→ **TASK BRIEF**
The job is to find each line in the entries holding the string "panel" and copy that line.

→ **Dataset entries on figures**
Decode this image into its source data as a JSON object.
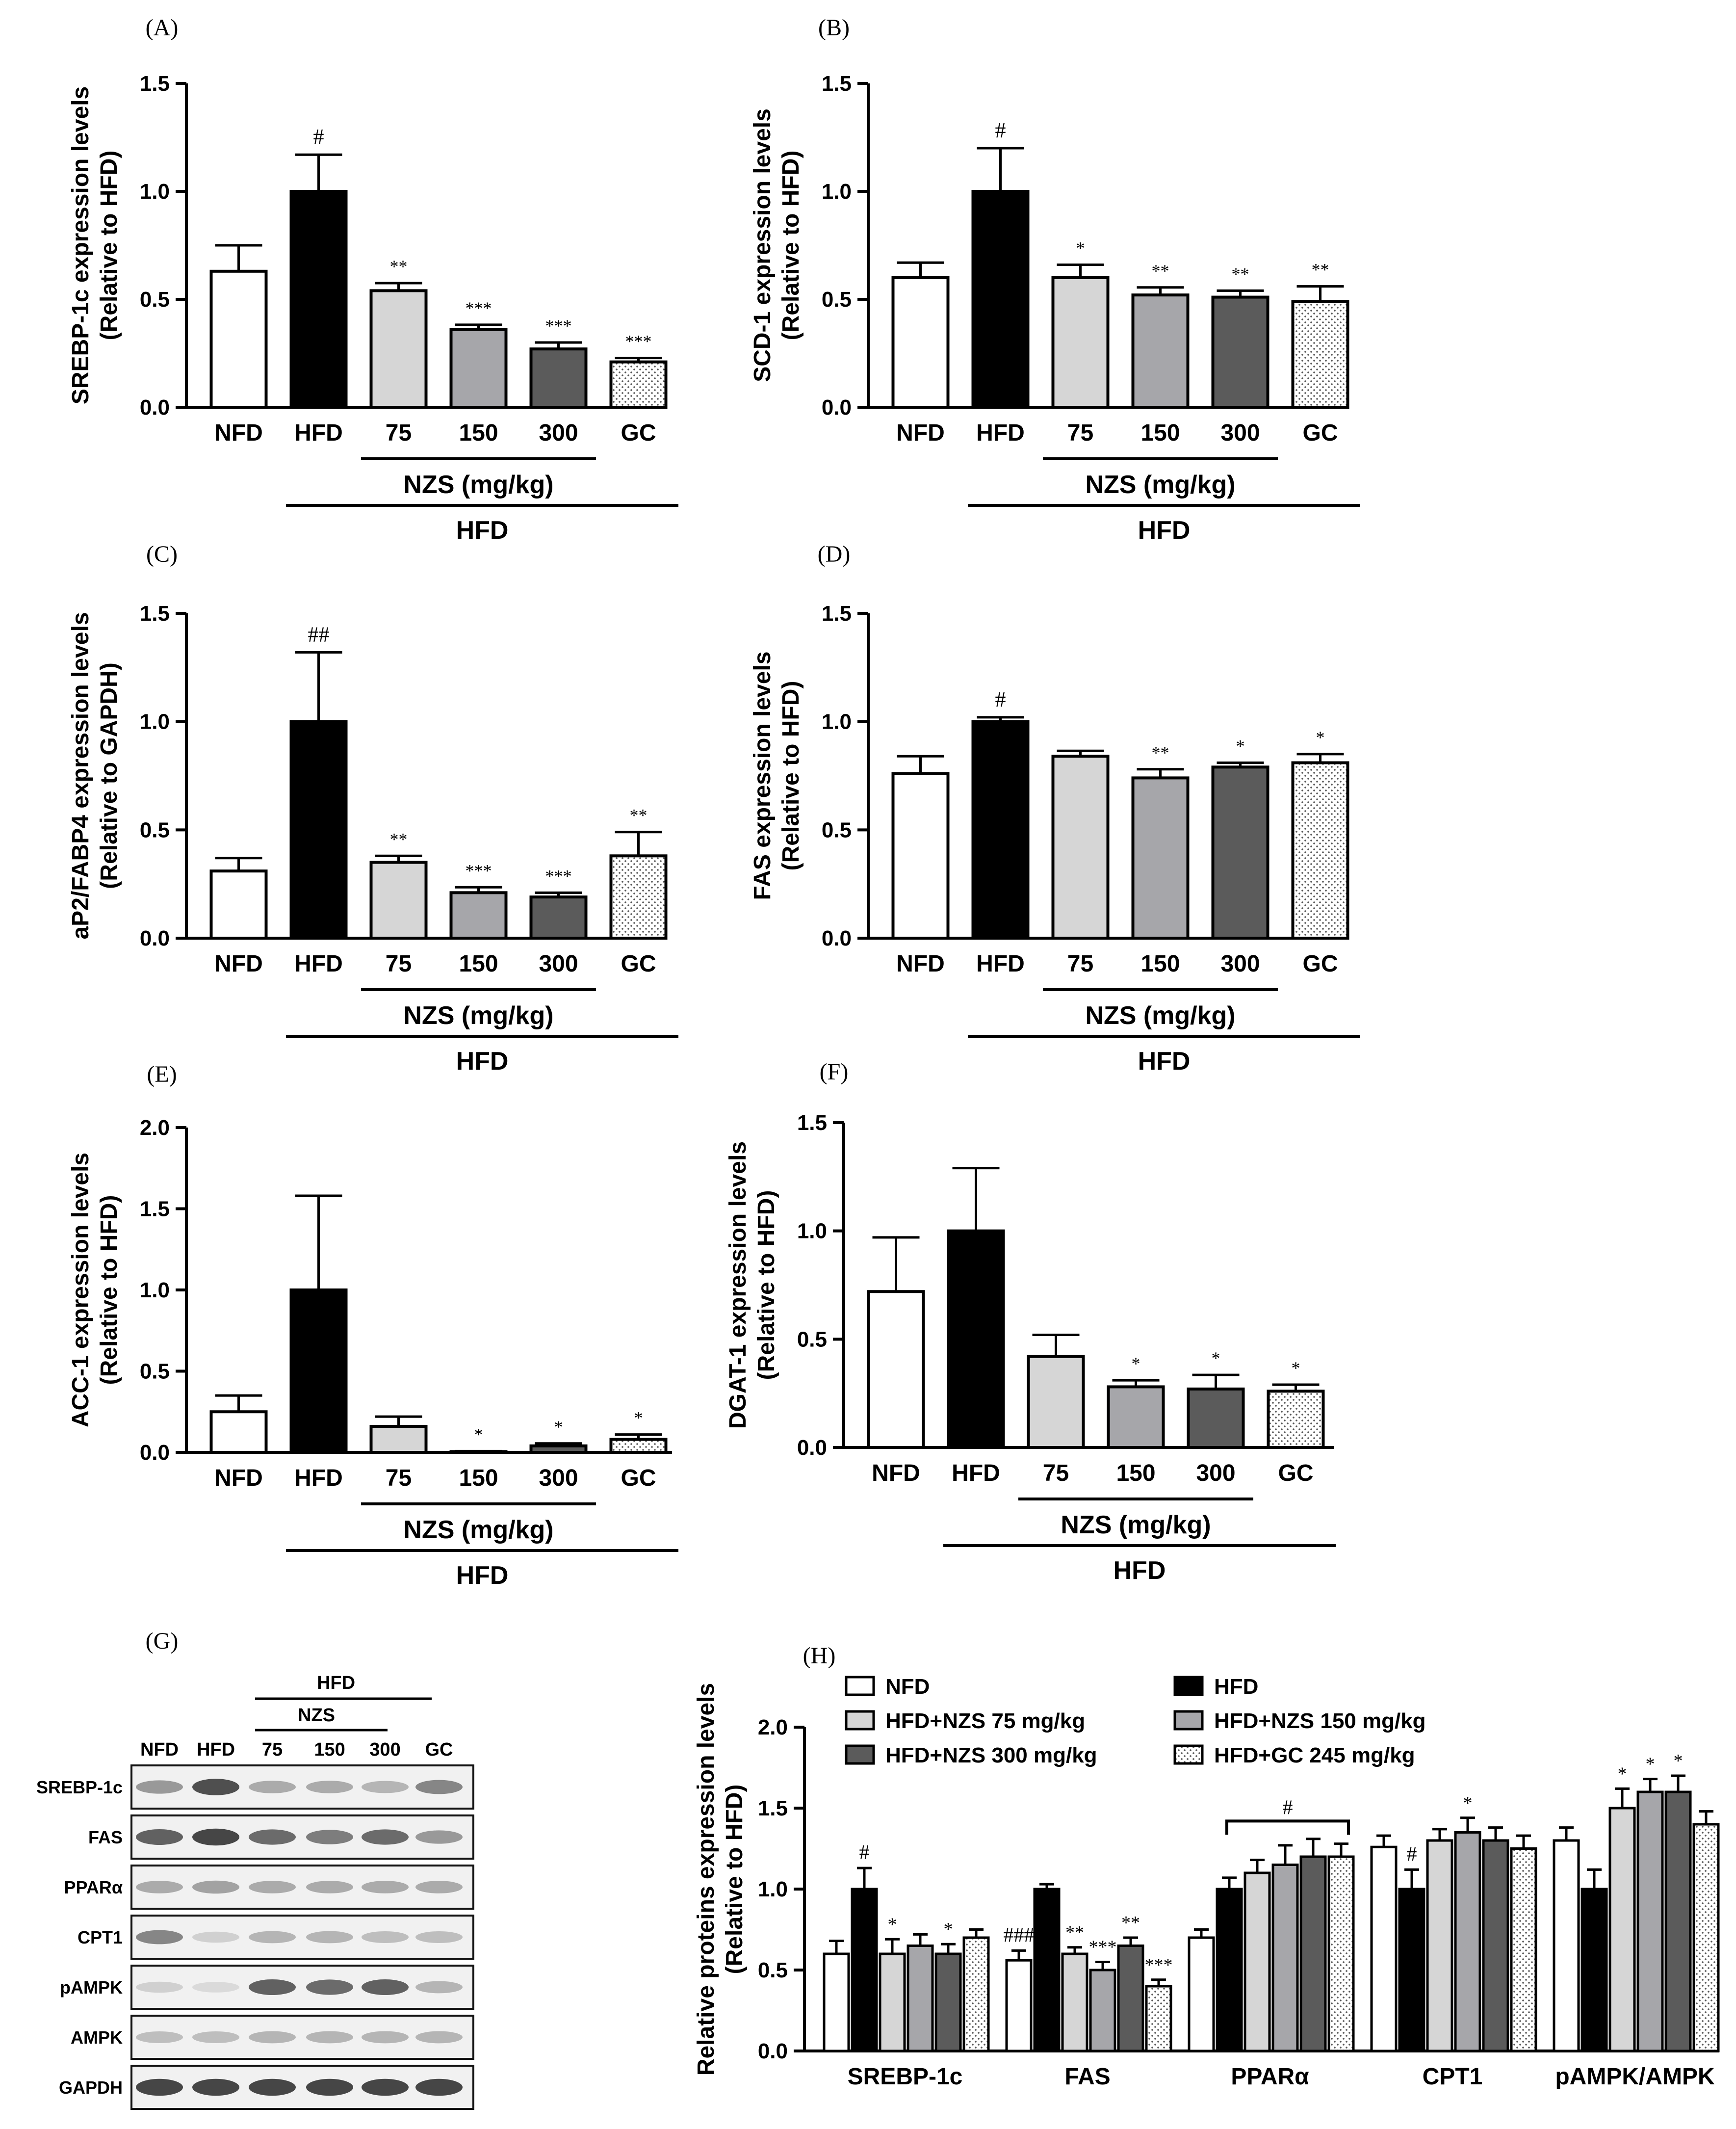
{
  "colors": {
    "NFD": "#ffffff",
    "HFD": "#000000",
    "75": "#d6d6d6",
    "150": "#a6a6aa",
    "300": "#5b5b5b",
    "GC": "dotted"
  },
  "chart_data": [
    {
      "panel": "(A)",
      "type": "bar",
      "ylabel": [
        "SREBP-1c expression levels",
        "(Relative to HFD)"
      ],
      "ylim": [
        0,
        1.5
      ],
      "ticks": [
        "0.0",
        "0.5",
        "1.0",
        "1.5"
      ],
      "categories": [
        "NFD",
        "HFD",
        "75",
        "150",
        "300",
        "GC"
      ],
      "values": [
        0.63,
        1.0,
        0.54,
        0.36,
        0.27,
        0.21
      ],
      "errors": [
        0.12,
        0.17,
        0.035,
        0.022,
        0.03,
        0.018
      ],
      "marks": [
        "",
        "#",
        "**",
        "***",
        "***",
        "***"
      ],
      "group_label": "NZS (mg/kg)",
      "hfd_label": "HFD"
    },
    {
      "panel": "(B)",
      "type": "bar",
      "ylabel": [
        "SCD-1 expression levels",
        "(Relative to HFD)"
      ],
      "ylim": [
        0,
        1.5
      ],
      "ticks": [
        "0.0",
        "0.5",
        "1.0",
        "1.5"
      ],
      "categories": [
        "NFD",
        "HFD",
        "75",
        "150",
        "300",
        "GC"
      ],
      "values": [
        0.6,
        1.0,
        0.6,
        0.52,
        0.51,
        0.49
      ],
      "errors": [
        0.07,
        0.2,
        0.06,
        0.035,
        0.03,
        0.07
      ],
      "marks": [
        "",
        "#",
        "*",
        "**",
        "**",
        "**"
      ],
      "group_label": "NZS (mg/kg)",
      "hfd_label": "HFD"
    },
    {
      "panel": "(C)",
      "type": "bar",
      "ylabel": [
        "aP2/FABP4 expression levels",
        "(Relative to GAPDH)"
      ],
      "ylim": [
        0,
        1.5
      ],
      "ticks": [
        "0.0",
        "0.5",
        "1.0",
        "1.5"
      ],
      "categories": [
        "NFD",
        "HFD",
        "75",
        "150",
        "300",
        "GC"
      ],
      "values": [
        0.31,
        1.0,
        0.35,
        0.21,
        0.19,
        0.38
      ],
      "errors": [
        0.06,
        0.32,
        0.03,
        0.025,
        0.02,
        0.11
      ],
      "marks": [
        "",
        "##",
        "**",
        "***",
        "***",
        "**"
      ],
      "group_label": "NZS (mg/kg)",
      "hfd_label": "HFD"
    },
    {
      "panel": "(D)",
      "type": "bar",
      "ylabel": [
        "FAS expression levels",
        "(Relative to HFD)"
      ],
      "ylim": [
        0,
        1.5
      ],
      "ticks": [
        "0.0",
        "0.5",
        "1.0",
        "1.5"
      ],
      "categories": [
        "NFD",
        "HFD",
        "75",
        "150",
        "300",
        "GC"
      ],
      "values": [
        0.76,
        1.0,
        0.84,
        0.74,
        0.79,
        0.81
      ],
      "errors": [
        0.08,
        0.02,
        0.025,
        0.04,
        0.02,
        0.04
      ],
      "marks": [
        "",
        "#",
        "",
        "**",
        "*",
        "*"
      ],
      "group_label": "NZS (mg/kg)",
      "hfd_label": "HFD"
    },
    {
      "panel": "(E)",
      "type": "bar",
      "ylabel": [
        "ACC-1 expression levels",
        "(Relative to  HFD)"
      ],
      "ylim": [
        0,
        2.0
      ],
      "ticks": [
        "0.0",
        "0.5",
        "1.0",
        "1.5",
        "2.0"
      ],
      "categories": [
        "NFD",
        "HFD",
        "75",
        "150",
        "300",
        "GC"
      ],
      "values": [
        0.25,
        1.0,
        0.16,
        0.005,
        0.04,
        0.08
      ],
      "errors": [
        0.1,
        0.58,
        0.06,
        0.003,
        0.015,
        0.03
      ],
      "marks": [
        "",
        "",
        "",
        "*",
        "*",
        "*"
      ],
      "group_label": "NZS (mg/kg)",
      "hfd_label": "HFD"
    },
    {
      "panel": "(F)",
      "type": "bar",
      "ylabel": [
        "DGAT-1 expression levels",
        "(Relative to HFD)"
      ],
      "ylim": [
        0,
        1.5
      ],
      "ticks": [
        "0.0",
        "0.5",
        "1.0",
        "1.5"
      ],
      "categories": [
        "NFD",
        "HFD",
        "75",
        "150",
        "300",
        "GC"
      ],
      "values": [
        0.72,
        1.0,
        0.42,
        0.28,
        0.27,
        0.26
      ],
      "errors": [
        0.25,
        0.29,
        0.1,
        0.03,
        0.065,
        0.03
      ],
      "marks": [
        "",
        "",
        "",
        "*",
        "*",
        "*"
      ],
      "group_label": "NZS (mg/kg)",
      "hfd_label": "HFD"
    },
    {
      "panel": "(H)",
      "type": "bar",
      "ylabel": [
        "Relative proteins expression levels",
        "(Relative to HFD)"
      ],
      "ylim": [
        0,
        2.0
      ],
      "ticks": [
        "0.0",
        "0.5",
        "1.0",
        "1.5",
        "2.0"
      ],
      "categories": [
        "SREBP-1c",
        "FAS",
        "PPARα",
        "CPT1",
        "pAMPK/AMPK"
      ],
      "legend": [
        "NFD",
        "HFD",
        "HFD+NZS 75 mg/kg",
        "HFD+NZS 150 mg/kg",
        "HFD+NZS 300 mg/kg",
        "HFD+GC 245 mg/kg"
      ],
      "series": [
        {
          "name": "NFD",
          "values": [
            0.6,
            0.56,
            0.7,
            1.26,
            1.3
          ],
          "errors": [
            0.08,
            0.06,
            0.05,
            0.07,
            0.08
          ]
        },
        {
          "name": "HFD",
          "values": [
            1.0,
            1.0,
            1.0,
            1.0,
            1.0
          ],
          "errors": [
            0.13,
            0.03,
            0.07,
            0.12,
            0.12
          ]
        },
        {
          "name": "HFD+NZS 75 mg/kg",
          "values": [
            0.6,
            0.6,
            1.1,
            1.3,
            1.5
          ],
          "errors": [
            0.09,
            0.04,
            0.08,
            0.07,
            0.12
          ]
        },
        {
          "name": "HFD+NZS 150 mg/kg",
          "values": [
            0.65,
            0.5,
            1.15,
            1.35,
            1.6
          ],
          "errors": [
            0.07,
            0.05,
            0.12,
            0.09,
            0.08
          ]
        },
        {
          "name": "HFD+NZS 300 mg/kg",
          "values": [
            0.6,
            0.65,
            1.2,
            1.3,
            1.6
          ],
          "errors": [
            0.06,
            0.05,
            0.11,
            0.08,
            0.1
          ]
        },
        {
          "name": "HFD+GC 245 mg/kg",
          "values": [
            0.7,
            0.4,
            1.2,
            1.25,
            1.4
          ],
          "errors": [
            0.05,
            0.04,
            0.08,
            0.08,
            0.08
          ]
        }
      ],
      "marks": [
        [
          "",
          "#",
          "*",
          "",
          "*",
          ""
        ],
        [
          "###",
          "",
          "**",
          "***",
          "**",
          "***"
        ],
        [
          "",
          "",
          "",
          "",
          "",
          ""
        ],
        [
          "",
          "#",
          "",
          "*",
          "",
          ""
        ],
        [
          "",
          "",
          "*",
          "*",
          "*",
          ""
        ]
      ],
      "bracket_mark": "#"
    }
  ],
  "blot": {
    "panel": "(G)",
    "hfd_label": "HFD",
    "nzs_label": "NZS",
    "lanes": [
      "NFD",
      "HFD",
      "75",
      "150",
      "300",
      "GC"
    ],
    "rows": [
      "SREBP-1c",
      "FAS",
      "PPARα",
      "CPT1",
      "pAMPK",
      "AMPK",
      "GAPDH"
    ],
    "intensity": [
      [
        0.45,
        0.85,
        0.35,
        0.35,
        0.3,
        0.55
      ],
      [
        0.75,
        0.9,
        0.7,
        0.6,
        0.7,
        0.45
      ],
      [
        0.35,
        0.4,
        0.35,
        0.35,
        0.35,
        0.35
      ],
      [
        0.55,
        0.15,
        0.3,
        0.3,
        0.25,
        0.25
      ],
      [
        0.15,
        0.1,
        0.75,
        0.7,
        0.75,
        0.3
      ],
      [
        0.25,
        0.25,
        0.3,
        0.3,
        0.3,
        0.3
      ],
      [
        0.9,
        0.9,
        0.9,
        0.9,
        0.9,
        0.9
      ]
    ]
  }
}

→ **EXERCISE SOLUTION**
      "panel": "(A)",
      "panel": "(B)",
      "panel": "(C)",
      "panel": "(D)",
      "panel": "(E)",
      "panel": "(F)",
      "panel": "(H)",
    "panel": "(G)",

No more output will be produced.